[WRITTEN EXERCISE] Reproduce all the lines below exactly and omit the images.

Records from a collection of figures:
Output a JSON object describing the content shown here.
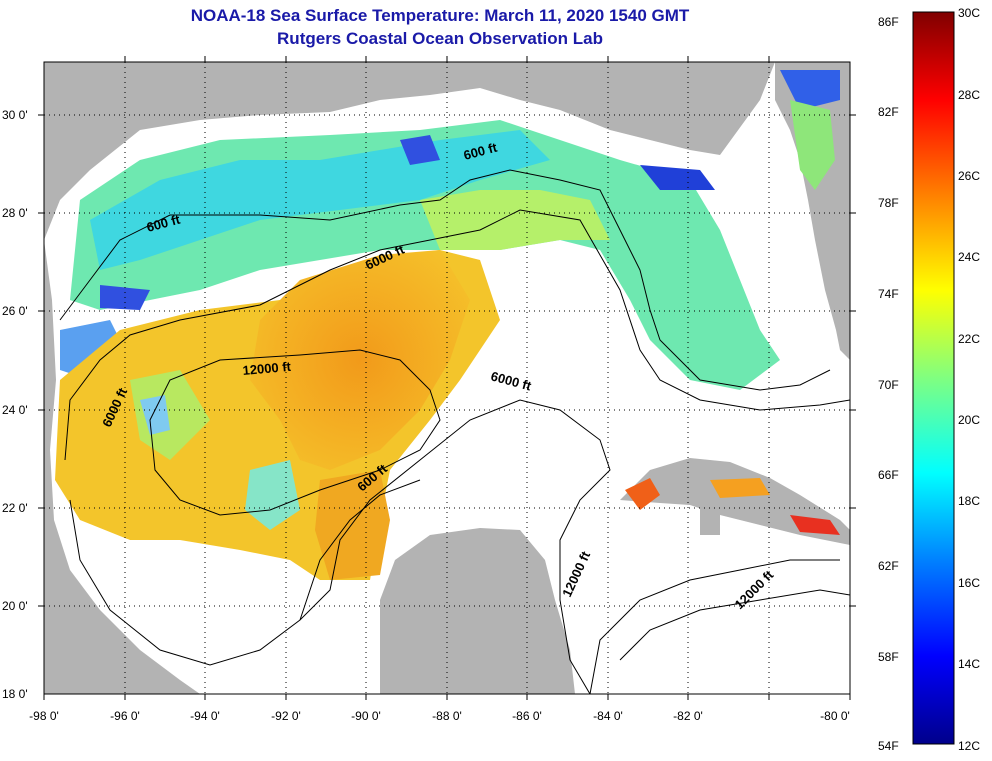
{
  "title_line1": "NOAA-18 Sea Surface Temperature:  March 11, 2020 1540 GMT",
  "title_line2": "Rutgers Coastal Ocean Observation Lab",
  "map": {
    "lat_labels": [
      "30 0'",
      "28 0'",
      "26 0'",
      "24 0'",
      "22 0'",
      "20 0'",
      "18 0'"
    ],
    "lon_labels": [
      "-98 0'",
      "-96 0'",
      "-94 0'",
      "-92 0'",
      "-90 0'",
      "-88 0'",
      "-86 0'",
      "-84 0'",
      "-82 0'",
      "-80 0'"
    ],
    "contour_labels": [
      "600 ft",
      "600 ft",
      "6000 ft",
      "12000 ft",
      "6000 ft",
      "6000 ft",
      "600 ft",
      "12000 ft",
      "12000 ft"
    ],
    "colors": {
      "land": "#b3b3b3",
      "cloud": "#ffffff"
    }
  },
  "colorbar": {
    "fahrenheit_labels": [
      "86F",
      "82F",
      "78F",
      "74F",
      "70F",
      "66F",
      "62F",
      "58F",
      "54F"
    ],
    "celsius_labels": [
      "30C",
      "28C",
      "26C",
      "24C",
      "22C",
      "20C",
      "18C",
      "16C",
      "14C",
      "12C"
    ],
    "gradient": [
      "#00008b",
      "#0000ff",
      "#0080ff",
      "#00ffff",
      "#80ff80",
      "#ffff00",
      "#ff8000",
      "#ff0000",
      "#800000"
    ]
  }
}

[RESPONSE]
Output a JSON object describing the content shown here.
{
  "title_line1": "NOAA-18 Sea Surface Temperature:  March 11, 2020 1540 GMT",
  "title_line2": "Rutgers Coastal Ocean Observation Lab",
  "map": {
    "lat_labels": [
      "30 0'",
      "28 0'",
      "26 0'",
      "24 0'",
      "22 0'",
      "20 0'",
      "18 0'"
    ],
    "lon_labels": [
      "-98 0'",
      "-96 0'",
      "-94 0'",
      "-92 0'",
      "-90 0'",
      "-88 0'",
      "-86 0'",
      "-84 0'",
      "-82 0'",
      "-80 0'"
    ],
    "contour_labels": [
      "600 ft",
      "600 ft",
      "6000 ft",
      "12000 ft",
      "6000 ft",
      "6000 ft",
      "600 ft",
      "12000 ft",
      "12000 ft"
    ],
    "colors": {
      "land": "#b3b3b3",
      "cloud": "#ffffff"
    }
  },
  "colorbar": {
    "fahrenheit_labels": [
      "86F",
      "82F",
      "78F",
      "74F",
      "70F",
      "66F",
      "62F",
      "58F",
      "54F"
    ],
    "celsius_labels": [
      "30C",
      "28C",
      "26C",
      "24C",
      "22C",
      "20C",
      "18C",
      "16C",
      "14C",
      "12C"
    ],
    "gradient": [
      "#00008b",
      "#0000ff",
      "#0080ff",
      "#00ffff",
      "#80ff80",
      "#ffff00",
      "#ff8000",
      "#ff0000",
      "#800000"
    ]
  }
}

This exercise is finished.